**Task prompt**: All of the records below need to be copied exactly.
___ Raw records
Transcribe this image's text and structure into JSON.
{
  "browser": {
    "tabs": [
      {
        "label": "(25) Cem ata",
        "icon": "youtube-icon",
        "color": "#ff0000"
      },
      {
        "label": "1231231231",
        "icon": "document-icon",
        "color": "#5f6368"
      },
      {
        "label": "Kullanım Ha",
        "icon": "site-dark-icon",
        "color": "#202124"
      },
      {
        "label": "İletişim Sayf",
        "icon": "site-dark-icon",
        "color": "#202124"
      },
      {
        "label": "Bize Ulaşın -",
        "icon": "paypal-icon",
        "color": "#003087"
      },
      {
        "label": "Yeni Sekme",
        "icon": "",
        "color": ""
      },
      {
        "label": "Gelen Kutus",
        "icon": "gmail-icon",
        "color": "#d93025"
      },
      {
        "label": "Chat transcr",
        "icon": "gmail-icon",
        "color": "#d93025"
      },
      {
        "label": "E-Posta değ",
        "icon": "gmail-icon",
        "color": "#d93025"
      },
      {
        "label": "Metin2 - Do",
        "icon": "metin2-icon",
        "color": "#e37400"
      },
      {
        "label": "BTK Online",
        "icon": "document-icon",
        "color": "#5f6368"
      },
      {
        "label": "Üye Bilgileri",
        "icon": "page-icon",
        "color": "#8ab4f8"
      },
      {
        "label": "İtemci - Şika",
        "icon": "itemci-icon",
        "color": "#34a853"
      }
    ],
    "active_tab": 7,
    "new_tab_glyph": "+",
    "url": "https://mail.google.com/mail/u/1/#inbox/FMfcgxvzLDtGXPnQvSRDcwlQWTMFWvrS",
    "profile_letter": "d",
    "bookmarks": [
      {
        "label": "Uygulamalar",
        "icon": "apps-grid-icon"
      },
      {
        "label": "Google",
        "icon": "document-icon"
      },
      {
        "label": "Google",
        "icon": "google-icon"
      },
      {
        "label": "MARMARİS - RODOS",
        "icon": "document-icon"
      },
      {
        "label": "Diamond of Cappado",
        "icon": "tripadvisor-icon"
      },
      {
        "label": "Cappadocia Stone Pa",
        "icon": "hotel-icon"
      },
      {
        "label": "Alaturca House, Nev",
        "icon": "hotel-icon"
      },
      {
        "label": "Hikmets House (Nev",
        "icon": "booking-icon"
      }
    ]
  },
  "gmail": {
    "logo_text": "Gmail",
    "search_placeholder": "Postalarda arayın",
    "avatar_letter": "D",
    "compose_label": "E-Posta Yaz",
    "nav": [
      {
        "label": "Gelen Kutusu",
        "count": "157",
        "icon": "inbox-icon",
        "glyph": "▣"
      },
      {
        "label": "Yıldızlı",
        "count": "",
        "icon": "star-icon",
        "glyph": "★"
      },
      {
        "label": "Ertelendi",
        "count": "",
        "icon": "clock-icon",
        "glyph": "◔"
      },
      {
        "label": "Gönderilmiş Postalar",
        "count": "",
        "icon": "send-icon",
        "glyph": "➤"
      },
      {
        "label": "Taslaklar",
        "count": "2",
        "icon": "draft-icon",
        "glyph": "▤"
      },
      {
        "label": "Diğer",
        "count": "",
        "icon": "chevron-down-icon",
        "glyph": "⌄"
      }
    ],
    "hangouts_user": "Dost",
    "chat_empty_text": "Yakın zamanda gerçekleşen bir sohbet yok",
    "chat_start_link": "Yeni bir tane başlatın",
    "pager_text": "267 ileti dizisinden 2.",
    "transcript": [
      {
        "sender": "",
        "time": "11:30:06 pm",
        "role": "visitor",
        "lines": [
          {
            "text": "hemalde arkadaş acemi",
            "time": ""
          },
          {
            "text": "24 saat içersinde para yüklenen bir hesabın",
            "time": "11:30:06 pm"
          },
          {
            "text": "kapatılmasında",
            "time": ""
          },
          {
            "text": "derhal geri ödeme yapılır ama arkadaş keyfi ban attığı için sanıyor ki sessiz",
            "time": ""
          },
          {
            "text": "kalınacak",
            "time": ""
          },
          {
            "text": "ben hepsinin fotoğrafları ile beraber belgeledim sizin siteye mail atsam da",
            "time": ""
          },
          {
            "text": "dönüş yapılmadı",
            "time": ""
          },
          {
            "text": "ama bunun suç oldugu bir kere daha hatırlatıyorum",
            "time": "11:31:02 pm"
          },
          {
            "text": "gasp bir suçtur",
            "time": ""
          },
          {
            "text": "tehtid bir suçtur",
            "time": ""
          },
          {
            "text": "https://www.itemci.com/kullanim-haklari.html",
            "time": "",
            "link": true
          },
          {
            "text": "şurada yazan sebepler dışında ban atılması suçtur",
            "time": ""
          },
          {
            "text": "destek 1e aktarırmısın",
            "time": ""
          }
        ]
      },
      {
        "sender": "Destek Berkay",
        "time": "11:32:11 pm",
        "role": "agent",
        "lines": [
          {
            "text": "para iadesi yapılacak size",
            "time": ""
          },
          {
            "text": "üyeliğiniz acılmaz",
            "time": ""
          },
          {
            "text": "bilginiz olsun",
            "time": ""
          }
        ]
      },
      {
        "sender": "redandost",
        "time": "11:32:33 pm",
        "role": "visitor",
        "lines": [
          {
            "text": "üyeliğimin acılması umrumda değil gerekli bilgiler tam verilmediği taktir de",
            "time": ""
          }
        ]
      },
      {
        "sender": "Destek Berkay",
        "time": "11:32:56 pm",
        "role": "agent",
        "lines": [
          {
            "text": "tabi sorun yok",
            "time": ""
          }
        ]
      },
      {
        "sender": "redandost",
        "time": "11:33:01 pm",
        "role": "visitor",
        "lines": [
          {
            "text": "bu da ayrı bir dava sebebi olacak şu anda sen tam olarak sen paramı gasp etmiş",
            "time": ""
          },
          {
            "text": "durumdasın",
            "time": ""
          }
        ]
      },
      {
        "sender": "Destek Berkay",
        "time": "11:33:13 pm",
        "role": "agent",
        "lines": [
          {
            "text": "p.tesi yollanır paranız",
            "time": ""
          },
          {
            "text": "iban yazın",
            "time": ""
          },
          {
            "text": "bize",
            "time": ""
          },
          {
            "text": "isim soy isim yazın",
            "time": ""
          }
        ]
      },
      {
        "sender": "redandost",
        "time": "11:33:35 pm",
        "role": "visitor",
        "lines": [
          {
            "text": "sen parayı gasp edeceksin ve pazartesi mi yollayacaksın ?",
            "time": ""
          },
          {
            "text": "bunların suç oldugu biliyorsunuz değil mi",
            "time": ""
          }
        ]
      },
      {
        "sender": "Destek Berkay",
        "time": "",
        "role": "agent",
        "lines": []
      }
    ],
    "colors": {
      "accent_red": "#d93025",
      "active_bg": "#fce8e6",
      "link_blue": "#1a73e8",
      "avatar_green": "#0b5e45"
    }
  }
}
______
**Answer to this problem**:
Transcribe this image's text and structure into JSON.
{
  "browser": {
    "tabs": [
      {
        "label": "(25) Cem ata",
        "icon": "youtube-icon",
        "color": "#ff0000"
      },
      {
        "label": "1231231231",
        "icon": "document-icon",
        "color": "#5f6368"
      },
      {
        "label": "Kullanım Ha",
        "icon": "site-dark-icon",
        "color": "#202124"
      },
      {
        "label": "İletişim Sayf",
        "icon": "site-dark-icon",
        "color": "#202124"
      },
      {
        "label": "Bize Ulaşın -",
        "icon": "paypal-icon",
        "color": "#003087"
      },
      {
        "label": "Yeni Sekme",
        "icon": "",
        "color": ""
      },
      {
        "label": "Gelen Kutus",
        "icon": "gmail-icon",
        "color": "#d93025"
      },
      {
        "label": "Chat transcr",
        "icon": "gmail-icon",
        "color": "#d93025"
      },
      {
        "label": "E-Posta değ",
        "icon": "gmail-icon",
        "color": "#d93025"
      },
      {
        "label": "Metin2 - Do",
        "icon": "metin2-icon",
        "color": "#e37400"
      },
      {
        "label": "BTK Online",
        "icon": "document-icon",
        "color": "#5f6368"
      },
      {
        "label": "Üye Bilgileri",
        "icon": "page-icon",
        "color": "#8ab4f8"
      },
      {
        "label": "İtemci - Şika",
        "icon": "itemci-icon",
        "color": "#34a853"
      }
    ],
    "active_tab": 7,
    "new_tab_glyph": "+",
    "url": "https://mail.google.com/mail/u/1/#inbox/FMfcgxvzLDtGXPnQvSRDcwlQWTMFWvrS",
    "profile_letter": "d",
    "bookmarks": [
      {
        "label": "Uygulamalar",
        "icon": "apps-grid-icon"
      },
      {
        "label": "Google",
        "icon": "document-icon"
      },
      {
        "label": "Google",
        "icon": "google-icon"
      },
      {
        "label": "MARMARİS - RODOS",
        "icon": "document-icon"
      },
      {
        "label": "Diamond of Cappado",
        "icon": "tripadvisor-icon"
      },
      {
        "label": "Cappadocia Stone Pa",
        "icon": "hotel-icon"
      },
      {
        "label": "Alaturca House, Nev",
        "icon": "hotel-icon"
      },
      {
        "label": "Hikmets House (Nev",
        "icon": "booking-icon"
      }
    ]
  },
  "gmail": {
    "logo_text": "Gmail",
    "search_placeholder": "Postalarda arayın",
    "avatar_letter": "D",
    "compose_label": "E-Posta Yaz",
    "nav": [
      {
        "label": "Gelen Kutusu",
        "count": "157",
        "icon": "inbox-icon",
        "glyph": "▣"
      },
      {
        "label": "Yıldızlı",
        "count": "",
        "icon": "star-icon",
        "glyph": "★"
      },
      {
        "label": "Ertelendi",
        "count": "",
        "icon": "clock-icon",
        "glyph": "◔"
      },
      {
        "label": "Gönderilmiş Postalar",
        "count": "",
        "icon": "send-icon",
        "glyph": "➤"
      },
      {
        "label": "Taslaklar",
        "count": "2",
        "icon": "draft-icon",
        "glyph": "▤"
      },
      {
        "label": "Diğer",
        "count": "",
        "icon": "chevron-down-icon",
        "glyph": "⌄"
      }
    ],
    "hangouts_user": "Dost",
    "chat_empty_text": "Yakın zamanda gerçekleşen bir sohbet yok",
    "chat_start_link": "Yeni bir tane başlatın",
    "pager_text": "267 ileti dizisinden 2.",
    "transcript": [
      {
        "sender": "",
        "time": "11:30:06 pm",
        "role": "visitor",
        "lines": [
          {
            "text": "hemalde arkadaş acemi",
            "time": ""
          },
          {
            "text": "24 saat içersinde para yüklenen bir hesabın",
            "time": "11:30:06 pm"
          },
          {
            "text": "kapatılmasında",
            "time": ""
          },
          {
            "text": "derhal geri ödeme yapılır ama arkadaş keyfi ban attığı için sanıyor ki sessiz",
            "time": ""
          },
          {
            "text": "kalınacak",
            "time": ""
          },
          {
            "text": "ben hepsinin fotoğrafları ile beraber belgeledim sizin siteye mail atsam da",
            "time": ""
          },
          {
            "text": "dönüş yapılmadı",
            "time": ""
          },
          {
            "text": "ama bunun suç oldugu bir kere daha hatırlatıyorum",
            "time": "11:31:02 pm"
          },
          {
            "text": "gasp bir suçtur",
            "time": ""
          },
          {
            "text": "tehtid bir suçtur",
            "time": ""
          },
          {
            "text": "https://www.itemci.com/kullanim-haklari.html",
            "time": "",
            "link": true
          },
          {
            "text": "şurada yazan sebepler dışında ban atılması suçtur",
            "time": ""
          },
          {
            "text": "destek 1e aktarırmısın",
            "time": ""
          }
        ]
      },
      {
        "sender": "Destek Berkay",
        "time": "11:32:11 pm",
        "role": "agent",
        "lines": [
          {
            "text": "para iadesi yapılacak size",
            "time": ""
          },
          {
            "text": "üyeliğiniz acılmaz",
            "time": ""
          },
          {
            "text": "bilginiz olsun",
            "time": ""
          }
        ]
      },
      {
        "sender": "redandost",
        "time": "11:32:33 pm",
        "role": "visitor",
        "lines": [
          {
            "text": "üyeliğimin acılması umrumda değil gerekli bilgiler tam verilmediği taktir de",
            "time": ""
          }
        ]
      },
      {
        "sender": "Destek Berkay",
        "time": "11:32:56 pm",
        "role": "agent",
        "lines": [
          {
            "text": "tabi sorun yok",
            "time": ""
          }
        ]
      },
      {
        "sender": "redandost",
        "time": "11:33:01 pm",
        "role": "visitor",
        "lines": [
          {
            "text": "bu da ayrı bir dava sebebi olacak şu anda sen tam olarak sen paramı gasp etmiş",
            "time": ""
          },
          {
            "text": "durumdasın",
            "time": ""
          }
        ]
      },
      {
        "sender": "Destek Berkay",
        "time": "11:33:13 pm",
        "role": "agent",
        "lines": [
          {
            "text": "p.tesi yollanır paranız",
            "time": ""
          },
          {
            "text": "iban yazın",
            "time": ""
          },
          {
            "text": "bize",
            "time": ""
          },
          {
            "text": "isim soy isim yazın",
            "time": ""
          }
        ]
      },
      {
        "sender": "redandost",
        "time": "11:33:35 pm",
        "role": "visitor",
        "lines": [
          {
            "text": "sen parayı gasp edeceksin ve pazartesi mi yollayacaksın ?",
            "time": ""
          },
          {
            "text": "bunların suç oldugu biliyorsunuz değil mi",
            "time": ""
          }
        ]
      },
      {
        "sender": "Destek Berkay",
        "time": "",
        "role": "agent",
        "lines": []
      }
    ],
    "colors": {
      "accent_red": "#d93025",
      "active_bg": "#fce8e6",
      "link_blue": "#1a73e8",
      "avatar_green": "#0b5e45"
    }
  }
}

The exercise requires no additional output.